§ SUPPLIED DATA
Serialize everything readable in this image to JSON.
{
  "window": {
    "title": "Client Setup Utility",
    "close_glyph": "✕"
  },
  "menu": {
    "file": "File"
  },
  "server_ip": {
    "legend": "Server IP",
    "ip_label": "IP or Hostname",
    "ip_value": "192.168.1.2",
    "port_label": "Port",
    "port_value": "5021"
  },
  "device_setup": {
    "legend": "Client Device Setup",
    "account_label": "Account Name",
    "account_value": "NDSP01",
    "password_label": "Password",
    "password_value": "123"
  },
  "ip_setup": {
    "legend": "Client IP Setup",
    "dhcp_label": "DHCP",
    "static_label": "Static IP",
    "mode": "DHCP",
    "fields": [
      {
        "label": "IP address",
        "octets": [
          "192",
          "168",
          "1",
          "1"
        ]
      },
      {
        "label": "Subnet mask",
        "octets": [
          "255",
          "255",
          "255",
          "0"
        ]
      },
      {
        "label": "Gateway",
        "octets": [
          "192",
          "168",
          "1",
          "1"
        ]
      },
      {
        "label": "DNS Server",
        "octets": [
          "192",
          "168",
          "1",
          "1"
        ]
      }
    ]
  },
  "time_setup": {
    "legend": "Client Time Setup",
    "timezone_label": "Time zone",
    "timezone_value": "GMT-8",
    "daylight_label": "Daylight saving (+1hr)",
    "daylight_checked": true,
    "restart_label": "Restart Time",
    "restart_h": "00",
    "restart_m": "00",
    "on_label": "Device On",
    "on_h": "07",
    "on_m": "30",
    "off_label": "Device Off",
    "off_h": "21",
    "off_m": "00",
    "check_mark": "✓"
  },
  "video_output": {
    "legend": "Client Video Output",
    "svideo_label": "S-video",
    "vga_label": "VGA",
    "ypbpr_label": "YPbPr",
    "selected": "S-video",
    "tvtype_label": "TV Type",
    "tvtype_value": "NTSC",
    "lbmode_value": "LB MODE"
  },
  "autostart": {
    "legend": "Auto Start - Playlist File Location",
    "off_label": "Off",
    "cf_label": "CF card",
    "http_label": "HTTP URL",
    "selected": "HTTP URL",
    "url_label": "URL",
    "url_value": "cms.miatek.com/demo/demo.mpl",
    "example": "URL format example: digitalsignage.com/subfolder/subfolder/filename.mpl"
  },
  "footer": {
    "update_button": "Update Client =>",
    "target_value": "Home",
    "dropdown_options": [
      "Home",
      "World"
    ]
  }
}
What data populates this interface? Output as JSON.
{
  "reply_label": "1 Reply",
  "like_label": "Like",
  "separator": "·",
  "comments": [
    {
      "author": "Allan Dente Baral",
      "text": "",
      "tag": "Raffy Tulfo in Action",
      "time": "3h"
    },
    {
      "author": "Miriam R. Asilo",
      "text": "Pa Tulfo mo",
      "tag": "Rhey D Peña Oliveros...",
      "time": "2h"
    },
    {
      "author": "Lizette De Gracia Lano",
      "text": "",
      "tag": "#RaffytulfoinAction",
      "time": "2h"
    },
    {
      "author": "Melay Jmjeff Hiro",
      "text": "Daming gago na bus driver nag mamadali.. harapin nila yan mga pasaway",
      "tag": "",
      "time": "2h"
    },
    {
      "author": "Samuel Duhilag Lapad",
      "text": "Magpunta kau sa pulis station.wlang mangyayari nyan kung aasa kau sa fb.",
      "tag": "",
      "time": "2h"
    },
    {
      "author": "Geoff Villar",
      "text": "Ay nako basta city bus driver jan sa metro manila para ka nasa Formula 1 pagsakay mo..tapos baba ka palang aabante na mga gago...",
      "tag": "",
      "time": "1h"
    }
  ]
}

§ DO THIS
Set all of the records down again, exactly as they stand.

§ CORRECT RESULT
Serialize everything readable in this image to JSON.
{
  "window": {
    "title": "Client Setup Utility",
    "close_glyph": "✕"
  },
  "menu": {
    "file": "File"
  },
  "server_ip": {
    "legend": "Server IP",
    "ip_label": "IP or Hostname",
    "ip_value": "192.168.1.2",
    "port_label": "Port",
    "port_value": "5021"
  },
  "device_setup": {
    "legend": "Client Device Setup",
    "account_label": "Account Name",
    "account_value": "NDSP01",
    "password_label": "Password",
    "password_value": "123"
  },
  "ip_setup": {
    "legend": "Client IP Setup",
    "dhcp_label": "DHCP",
    "static_label": "Static IP",
    "mode": "DHCP",
    "fields": [
      {
        "label": "IP address",
        "octets": [
          "192",
          "168",
          "1",
          "1"
        ]
      },
      {
        "label": "Subnet mask",
        "octets": [
          "255",
          "255",
          "255",
          "0"
        ]
      },
      {
        "label": "Gateway",
        "octets": [
          "192",
          "168",
          "1",
          "1"
        ]
      },
      {
        "label": "DNS Server",
        "octets": [
          "192",
          "168",
          "1",
          "1"
        ]
      }
    ]
  },
  "time_setup": {
    "legend": "Client Time Setup",
    "timezone_label": "Time zone",
    "timezone_value": "GMT-8",
    "daylight_label": "Daylight saving (+1hr)",
    "daylight_checked": true,
    "restart_label": "Restart Time",
    "restart_h": "00",
    "restart_m": "00",
    "on_label": "Device On",
    "on_h": "07",
    "on_m": "30",
    "off_label": "Device Off",
    "off_h": "21",
    "off_m": "00",
    "check_mark": "✓"
  },
  "video_output": {
    "legend": "Client Video Output",
    "svideo_label": "S-video",
    "vga_label": "VGA",
    "ypbpr_label": "YPbPr",
    "selected": "S-video",
    "tvtype_label": "TV Type",
    "tvtype_value": "NTSC",
    "lbmode_value": "LB MODE"
  },
  "autostart": {
    "legend": "Auto Start - Playlist File Location",
    "off_label": "Off",
    "cf_label": "CF card",
    "http_label": "HTTP URL",
    "selected": "HTTP URL",
    "url_label": "URL",
    "url_value": "cms.miatek.com/demo/demo.mpl",
    "example": "URL format example: digitalsignage.com/subfolder/subfolder/filename.mpl"
  },
  "footer": {
    "update_button": "Update Client =>",
    "target_value": "Home",
    "dropdown_options": [
      "Home",
      "World"
    ]
  }
}
What data populates this interface? Output as JSON.
{
  "reply_label": "1 Reply",
  "like_label": "Like",
  "separator": "·",
  "comments": [
    {
      "author": "Allan Dente Baral",
      "text": "",
      "tag": "Raffy Tulfo in Action",
      "time": "3h"
    },
    {
      "author": "Miriam R. Asilo",
      "text": "Pa Tulfo mo",
      "tag": "Rhey D Peña Oliveros...",
      "time": "2h"
    },
    {
      "author": "Lizette De Gracia Lano",
      "text": "",
      "tag": "#RaffytulfoinAction",
      "time": "2h"
    },
    {
      "author": "Melay Jmjeff Hiro",
      "text": "Daming gago na bus driver nag mamadali.. harapin nila yan mga pasaway",
      "tag": "",
      "time": "2h"
    },
    {
      "author": "Samuel Duhilag Lapad",
      "text": "Magpunta kau sa pulis station.wlang mangyayari nyan kung aasa kau sa fb.",
      "tag": "",
      "time": "2h"
    },
    {
      "author": "Geoff Villar",
      "text": "Ay nako basta city bus driver jan sa metro manila para ka nasa Formula 1 pagsakay mo..tapos baba ka palang aabante na mga gago...",
      "tag": "",
      "time": "1h"
    }
  ]
}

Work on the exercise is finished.